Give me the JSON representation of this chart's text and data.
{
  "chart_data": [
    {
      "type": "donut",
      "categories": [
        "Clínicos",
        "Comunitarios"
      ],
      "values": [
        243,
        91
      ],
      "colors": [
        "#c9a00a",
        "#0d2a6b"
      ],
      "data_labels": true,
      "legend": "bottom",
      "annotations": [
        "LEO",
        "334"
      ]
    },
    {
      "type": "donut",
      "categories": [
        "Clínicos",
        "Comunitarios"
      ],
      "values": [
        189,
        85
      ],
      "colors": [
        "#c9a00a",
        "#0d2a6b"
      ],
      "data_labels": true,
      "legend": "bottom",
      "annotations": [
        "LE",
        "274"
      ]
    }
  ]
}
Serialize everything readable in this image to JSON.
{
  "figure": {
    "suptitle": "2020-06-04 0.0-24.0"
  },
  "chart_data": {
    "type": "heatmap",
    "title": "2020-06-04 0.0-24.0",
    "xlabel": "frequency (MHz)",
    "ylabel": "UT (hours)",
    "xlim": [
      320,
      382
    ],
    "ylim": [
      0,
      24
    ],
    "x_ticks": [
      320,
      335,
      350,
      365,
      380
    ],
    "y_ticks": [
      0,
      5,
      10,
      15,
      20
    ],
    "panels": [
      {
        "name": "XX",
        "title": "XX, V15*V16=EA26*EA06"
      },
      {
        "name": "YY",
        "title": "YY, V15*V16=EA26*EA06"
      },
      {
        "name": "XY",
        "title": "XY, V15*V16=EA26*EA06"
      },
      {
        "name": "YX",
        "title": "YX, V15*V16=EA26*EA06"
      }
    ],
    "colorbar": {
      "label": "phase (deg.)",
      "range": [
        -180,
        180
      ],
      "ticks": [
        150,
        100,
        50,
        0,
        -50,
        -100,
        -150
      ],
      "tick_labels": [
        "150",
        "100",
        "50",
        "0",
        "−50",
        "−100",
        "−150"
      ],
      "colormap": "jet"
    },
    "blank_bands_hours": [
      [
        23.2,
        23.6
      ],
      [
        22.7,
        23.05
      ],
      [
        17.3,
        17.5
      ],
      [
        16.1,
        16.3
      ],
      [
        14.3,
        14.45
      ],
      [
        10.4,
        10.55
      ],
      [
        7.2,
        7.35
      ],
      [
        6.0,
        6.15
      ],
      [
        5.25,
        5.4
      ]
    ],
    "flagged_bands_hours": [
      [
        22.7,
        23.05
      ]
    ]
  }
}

= = = = = = =

From the records above, extract each line exactly as shown.

## Solution for this task:
Give me the JSON representation of this chart's text and data.
{
  "chart_data": [
    {
      "type": "donut",
      "categories": [
        "Clínicos",
        "Comunitarios"
      ],
      "values": [
        243,
        91
      ],
      "colors": [
        "#c9a00a",
        "#0d2a6b"
      ],
      "data_labels": true,
      "legend": "bottom",
      "annotations": [
        "LEO",
        "334"
      ]
    },
    {
      "type": "donut",
      "categories": [
        "Clínicos",
        "Comunitarios"
      ],
      "values": [
        189,
        85
      ],
      "colors": [
        "#c9a00a",
        "#0d2a6b"
      ],
      "data_labels": true,
      "legend": "bottom",
      "annotations": [
        "LE",
        "274"
      ]
    }
  ]
}
Serialize everything readable in this image to JSON.
{
  "figure": {
    "suptitle": "2020-06-04 0.0-24.0"
  },
  "chart_data": {
    "type": "heatmap",
    "title": "2020-06-04 0.0-24.0",
    "xlabel": "frequency (MHz)",
    "ylabel": "UT (hours)",
    "xlim": [
      320,
      382
    ],
    "ylim": [
      0,
      24
    ],
    "x_ticks": [
      320,
      335,
      350,
      365,
      380
    ],
    "y_ticks": [
      0,
      5,
      10,
      15,
      20
    ],
    "panels": [
      {
        "name": "XX",
        "title": "XX, V15*V16=EA26*EA06"
      },
      {
        "name": "YY",
        "title": "YY, V15*V16=EA26*EA06"
      },
      {
        "name": "XY",
        "title": "XY, V15*V16=EA26*EA06"
      },
      {
        "name": "YX",
        "title": "YX, V15*V16=EA26*EA06"
      }
    ],
    "colorbar": {
      "label": "phase (deg.)",
      "range": [
        -180,
        180
      ],
      "ticks": [
        150,
        100,
        50,
        0,
        -50,
        -100,
        -150
      ],
      "tick_labels": [
        "150",
        "100",
        "50",
        "0",
        "−50",
        "−100",
        "−150"
      ],
      "colormap": "jet"
    },
    "blank_bands_hours": [
      [
        23.2,
        23.6
      ],
      [
        22.7,
        23.05
      ],
      [
        17.3,
        17.5
      ],
      [
        16.1,
        16.3
      ],
      [
        14.3,
        14.45
      ],
      [
        10.4,
        10.55
      ],
      [
        7.2,
        7.35
      ],
      [
        6.0,
        6.15
      ],
      [
        5.25,
        5.4
      ]
    ],
    "flagged_bands_hours": [
      [
        22.7,
        23.05
      ]
    ]
  }
}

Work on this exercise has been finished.